L’Autorité de la concurrence se prononce pour avis, sur saisine de l’Arcep, sur quatre projets de décisions adoptés dans le cadre de la procédure d’analyse des marchés de gros du haut et très haut-débit fixes (le marché « 3a » de fourniture en gros d'accès local en position déterminée ; le marché « 3b » fourniture en gros d'accès central en position déterminée ; le marché « 4 » de fourniture en gros d'accès de haute qualité en position déterminée ; le marché de fourniture en gros d'accès aux infrastructures physiques de génie civil pour le déploiement de réseaux en fibre optique). La demande d’avis porte, d’une part, sur l’identification des marchés de produits et de services pour lesquels une intervention ex ante est nécessaire pour développer la concurrence et, d’autre part, sur la désignation des opérateurs considérés comme étant « puissants » sur les marchés au regard de la règlementation applicable aux analyses de marchés.
L’Autorité de la concurrence se prononce également pour avis, à la demande de l’Arcep, sur un projet de décision précisant les modalités de l’accès aux lignes de communications électroniques à très haut débit en fibre optique, applicable à tous les opérateurs exploitant des réseaux à très haut débit en fibre optique jusqu’à l’abonné (dits réseaux « FttH » pour Fiber to the Home).
Dans le cadre de la procédure d’analyse des marchés, l’Autorité a estimé possible de retenir l’existence d’un marché unique, regroupant les offres haut-débit (HD) et très haut-débit (THD), comme le propose l’Arcep, aussi bien sur le segment généraliste que sur le segment « entreprises », mais a souhaité apporter des précisions sur ce point, comme elle l’avait fait précédemment dans son avis de 2017.

(Entrées extraites)
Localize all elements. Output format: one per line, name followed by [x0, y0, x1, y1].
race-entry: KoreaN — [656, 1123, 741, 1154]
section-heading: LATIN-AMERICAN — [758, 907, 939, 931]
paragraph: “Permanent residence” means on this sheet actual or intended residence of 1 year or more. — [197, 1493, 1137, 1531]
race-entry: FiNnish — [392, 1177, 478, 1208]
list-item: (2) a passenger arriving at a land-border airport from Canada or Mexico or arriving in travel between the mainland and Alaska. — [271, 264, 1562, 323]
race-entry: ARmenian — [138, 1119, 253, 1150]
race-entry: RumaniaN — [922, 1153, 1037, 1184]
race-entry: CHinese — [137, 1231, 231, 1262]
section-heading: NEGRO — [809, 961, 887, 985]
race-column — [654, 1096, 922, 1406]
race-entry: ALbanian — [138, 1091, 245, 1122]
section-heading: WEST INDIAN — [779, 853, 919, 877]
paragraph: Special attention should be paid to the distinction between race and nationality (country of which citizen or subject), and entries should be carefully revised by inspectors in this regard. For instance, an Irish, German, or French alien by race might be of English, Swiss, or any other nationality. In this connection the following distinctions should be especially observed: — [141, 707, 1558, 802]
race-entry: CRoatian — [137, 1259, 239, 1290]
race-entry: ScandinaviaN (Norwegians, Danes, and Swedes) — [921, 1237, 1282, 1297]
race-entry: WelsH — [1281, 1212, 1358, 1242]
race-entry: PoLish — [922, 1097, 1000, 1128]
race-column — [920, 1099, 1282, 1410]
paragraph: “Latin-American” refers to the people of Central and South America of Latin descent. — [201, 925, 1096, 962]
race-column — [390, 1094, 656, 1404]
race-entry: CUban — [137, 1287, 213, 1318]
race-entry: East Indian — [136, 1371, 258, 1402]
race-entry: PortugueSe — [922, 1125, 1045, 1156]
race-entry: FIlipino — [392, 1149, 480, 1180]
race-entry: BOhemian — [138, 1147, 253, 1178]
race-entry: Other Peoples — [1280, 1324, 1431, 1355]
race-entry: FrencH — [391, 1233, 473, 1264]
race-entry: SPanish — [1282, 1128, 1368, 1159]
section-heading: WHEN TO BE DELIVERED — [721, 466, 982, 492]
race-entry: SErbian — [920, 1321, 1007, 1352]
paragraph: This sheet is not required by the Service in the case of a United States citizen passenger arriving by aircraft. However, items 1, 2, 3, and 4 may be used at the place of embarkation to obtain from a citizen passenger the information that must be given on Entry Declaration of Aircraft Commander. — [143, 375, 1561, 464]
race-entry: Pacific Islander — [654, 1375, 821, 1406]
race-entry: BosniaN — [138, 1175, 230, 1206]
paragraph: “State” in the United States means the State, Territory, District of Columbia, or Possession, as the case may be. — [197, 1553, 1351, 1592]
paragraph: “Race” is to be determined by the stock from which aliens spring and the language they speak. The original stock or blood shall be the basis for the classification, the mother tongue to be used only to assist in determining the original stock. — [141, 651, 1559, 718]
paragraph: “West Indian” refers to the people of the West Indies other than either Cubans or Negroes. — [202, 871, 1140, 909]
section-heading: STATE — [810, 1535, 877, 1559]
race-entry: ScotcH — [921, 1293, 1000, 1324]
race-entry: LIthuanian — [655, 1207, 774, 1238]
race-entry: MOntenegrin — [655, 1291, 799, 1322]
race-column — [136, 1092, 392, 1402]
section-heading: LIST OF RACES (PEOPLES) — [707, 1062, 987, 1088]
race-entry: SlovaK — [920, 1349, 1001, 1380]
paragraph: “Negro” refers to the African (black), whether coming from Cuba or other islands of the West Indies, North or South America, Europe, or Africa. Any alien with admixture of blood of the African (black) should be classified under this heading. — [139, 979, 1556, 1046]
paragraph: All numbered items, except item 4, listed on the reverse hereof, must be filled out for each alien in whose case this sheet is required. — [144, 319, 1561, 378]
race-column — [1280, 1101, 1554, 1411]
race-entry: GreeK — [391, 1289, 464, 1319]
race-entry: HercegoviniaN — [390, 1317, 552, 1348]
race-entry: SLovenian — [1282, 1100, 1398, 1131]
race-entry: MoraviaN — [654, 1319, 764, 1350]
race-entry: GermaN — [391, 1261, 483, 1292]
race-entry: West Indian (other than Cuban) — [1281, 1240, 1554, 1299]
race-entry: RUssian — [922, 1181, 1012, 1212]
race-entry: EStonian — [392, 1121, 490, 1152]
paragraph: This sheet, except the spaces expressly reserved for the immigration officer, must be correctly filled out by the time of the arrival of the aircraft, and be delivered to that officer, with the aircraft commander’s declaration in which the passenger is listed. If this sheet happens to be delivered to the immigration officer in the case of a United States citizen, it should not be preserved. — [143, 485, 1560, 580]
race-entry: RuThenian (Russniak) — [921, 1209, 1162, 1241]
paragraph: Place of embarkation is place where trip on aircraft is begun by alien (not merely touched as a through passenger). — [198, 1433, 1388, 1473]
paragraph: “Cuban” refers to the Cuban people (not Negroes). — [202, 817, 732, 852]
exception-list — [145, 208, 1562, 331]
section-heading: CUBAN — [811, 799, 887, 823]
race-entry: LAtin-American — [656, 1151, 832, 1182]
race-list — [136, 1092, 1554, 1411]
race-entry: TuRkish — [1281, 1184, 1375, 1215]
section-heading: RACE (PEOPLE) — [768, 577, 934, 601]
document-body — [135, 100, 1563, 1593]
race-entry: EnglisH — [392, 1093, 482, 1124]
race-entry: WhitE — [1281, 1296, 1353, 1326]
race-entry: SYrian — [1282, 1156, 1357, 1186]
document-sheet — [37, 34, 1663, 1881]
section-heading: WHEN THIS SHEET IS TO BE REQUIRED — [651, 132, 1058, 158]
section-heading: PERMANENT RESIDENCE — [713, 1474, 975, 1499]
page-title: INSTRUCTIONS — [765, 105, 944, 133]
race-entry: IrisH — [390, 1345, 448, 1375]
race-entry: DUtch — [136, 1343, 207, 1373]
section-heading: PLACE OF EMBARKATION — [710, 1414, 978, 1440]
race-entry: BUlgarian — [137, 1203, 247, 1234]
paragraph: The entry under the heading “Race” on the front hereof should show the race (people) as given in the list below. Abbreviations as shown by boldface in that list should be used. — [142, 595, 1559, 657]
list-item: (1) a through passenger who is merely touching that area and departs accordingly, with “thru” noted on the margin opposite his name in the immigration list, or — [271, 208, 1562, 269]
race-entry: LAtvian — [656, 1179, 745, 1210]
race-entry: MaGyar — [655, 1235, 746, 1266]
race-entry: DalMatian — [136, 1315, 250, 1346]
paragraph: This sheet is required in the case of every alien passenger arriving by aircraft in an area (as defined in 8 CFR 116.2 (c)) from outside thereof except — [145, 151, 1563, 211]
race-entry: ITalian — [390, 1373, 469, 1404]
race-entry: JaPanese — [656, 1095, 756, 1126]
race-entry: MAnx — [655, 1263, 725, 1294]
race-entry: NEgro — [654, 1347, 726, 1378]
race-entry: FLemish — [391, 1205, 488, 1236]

- [Consignes]
a - Recopiez à l'identique les lignes des entrées, en partant de la première et en terminant par la ligne qui contient « race-entry: FiNnish — [392, 1177, 478, 1208] », incluse.
b - Poursuivez le texte sur l'avis concernant les marchés de gros du haut et très haut débit fixes, à partir de sa dernière phrase.
Le texte et les entrées ne proviennent pas de la même source.

- [Réponses]
a -
Localize all elements. Output format: one per line, name followed by [x0, y0, x1, y1].
race-entry: KoreaN — [656, 1123, 741, 1154]
section-heading: LATIN-AMERICAN — [758, 907, 939, 931]
paragraph: “Permanent residence” means on this sheet actual or intended residence of 1 year or more. — [197, 1493, 1137, 1531]
race-entry: FiNnish — [392, 1177, 478, 1208]

b -
Pour maintenir un marché unique des offres grand public, l’Autorité s’est principalement fondée sur le fait qu’il n’existe pas de service ou d’application largement plébiscités par les utilisateurs et disponibles uniquement avec une connexion très haut-débit. Sur le marché à destination de la clientèle entreprise, la priorité est donnée aux services, et notamment à la garantie de temps de rétablissement. L’Autorité a en effet constaté, au cours de son instruction, que le support physique du raccordement, ou même le débit des accès proposés, sont moins déterminants, pour la grande majorité des entreprises, que la qualité de service qui lui est proposée, et plus généralement, aux services qui sont adossés à l’offre d’accès.
L’Autorité souscrit à l’analyse selon laquelle les offres haut-débit et très haut-débit sont substituables. Cependant, la dynamique concurrentielle actuelle portée par le très haut-débit, et l’émergence potentielle de services disponibles exclusivement sur le très haut-débit, pourraient remettre en cause cette délimitation au cours du cycle à venir.
Par ailleurs, il peut être relevé, à titre prospectif, que de nombreux opérateurs estiment que le développement de la 5G et la fermeture du réseau cuivre pourraient rendre le critère du débit obsolète, la qualité des accès étant alors évaluée à l’aune d’autres critères de performance, tels que la gigue, (c’est-à-dire la variation du temps de latence qui désigne la différence de délai de transmission entre différents paquets d’un même flux lors d’une transmission d’un système à l’autre) ou encore le taux de mutualisation (à savoir la proportion de prises éligibles sur lesquelles au moins deux opérateurs commerciaux sont présents aux points de mutualisation).
Concernant le marché de produits, l’Arcep a choisi d’introduire, pour la première fois, une analyse séparée du marché de fourniture en gros d’accès aux infrastructures physiques de génie civil pour le déploiement des réseaux en fibre optique (qui était, lors des précédents cycles, intégrée au marché 3a) et d’étendre, par ailleurs, l’analyse aux offres de génie civil mobilisable pour le déploiement des réseaux de collecte, en plus des offres de génie civil mobilisable pour le déploiement des boucles locales optiques. L’Autorité salue le choix de l’Arcep de procéder à une analyse séparée de ces deux catégories d’offres, et partage les conclusions auxquelles elle parvient en l’espèce, notamment au regard de l’importance des infrastructures de génie civil qui permettront dans le futur de garantir et d’encadrer les déploiements des réseaux en fibre optique.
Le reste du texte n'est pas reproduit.